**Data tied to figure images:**
[start]

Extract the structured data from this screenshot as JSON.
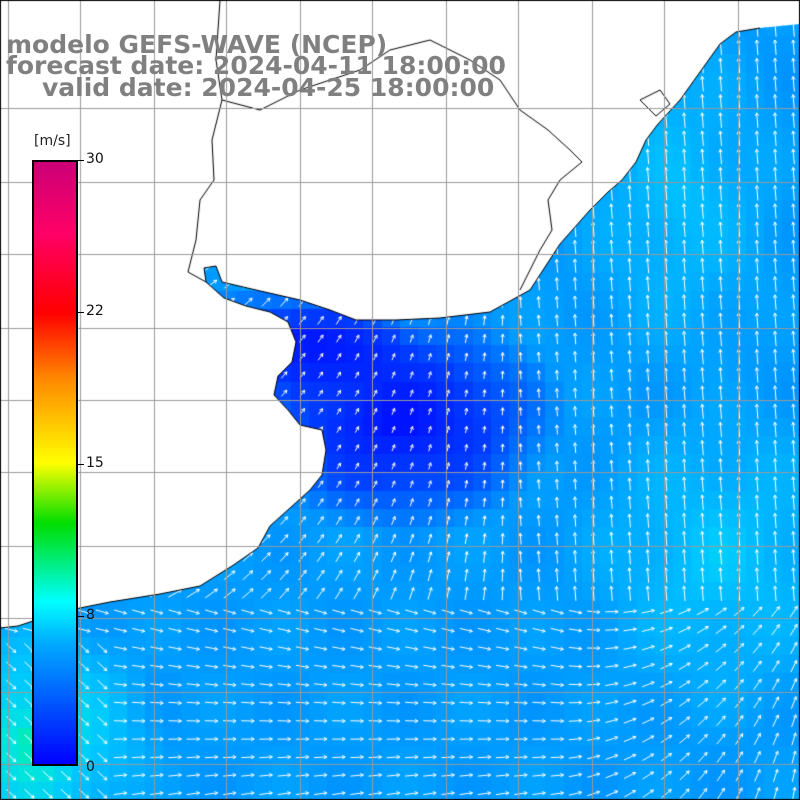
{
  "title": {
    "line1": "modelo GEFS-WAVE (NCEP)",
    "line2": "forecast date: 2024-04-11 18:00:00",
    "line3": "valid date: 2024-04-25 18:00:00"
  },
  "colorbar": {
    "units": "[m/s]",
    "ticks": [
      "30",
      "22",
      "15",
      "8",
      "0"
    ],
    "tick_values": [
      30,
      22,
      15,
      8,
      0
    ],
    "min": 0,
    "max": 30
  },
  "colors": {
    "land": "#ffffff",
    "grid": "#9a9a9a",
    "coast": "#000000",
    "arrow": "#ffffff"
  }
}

[end]

**Task description:**
All of the material above should be reproduced exactly, except the pictures.

**Written answer:**
Extract the structured data from this screenshot as JSON.
{
  "title": {
    "line1": "modelo GEFS-WAVE (NCEP)",
    "line2": "forecast date: 2024-04-11 18:00:00",
    "line3": "valid date: 2024-04-25 18:00:00"
  },
  "colorbar": {
    "units": "[m/s]",
    "ticks": [
      "30",
      "22",
      "15",
      "8",
      "0"
    ],
    "tick_values": [
      30,
      22,
      15,
      8,
      0
    ],
    "min": 0,
    "max": 30
  },
  "colors": {
    "land": "#ffffff",
    "grid": "#9a9a9a",
    "coast": "#000000",
    "arrow": "#ffffff"
  }
}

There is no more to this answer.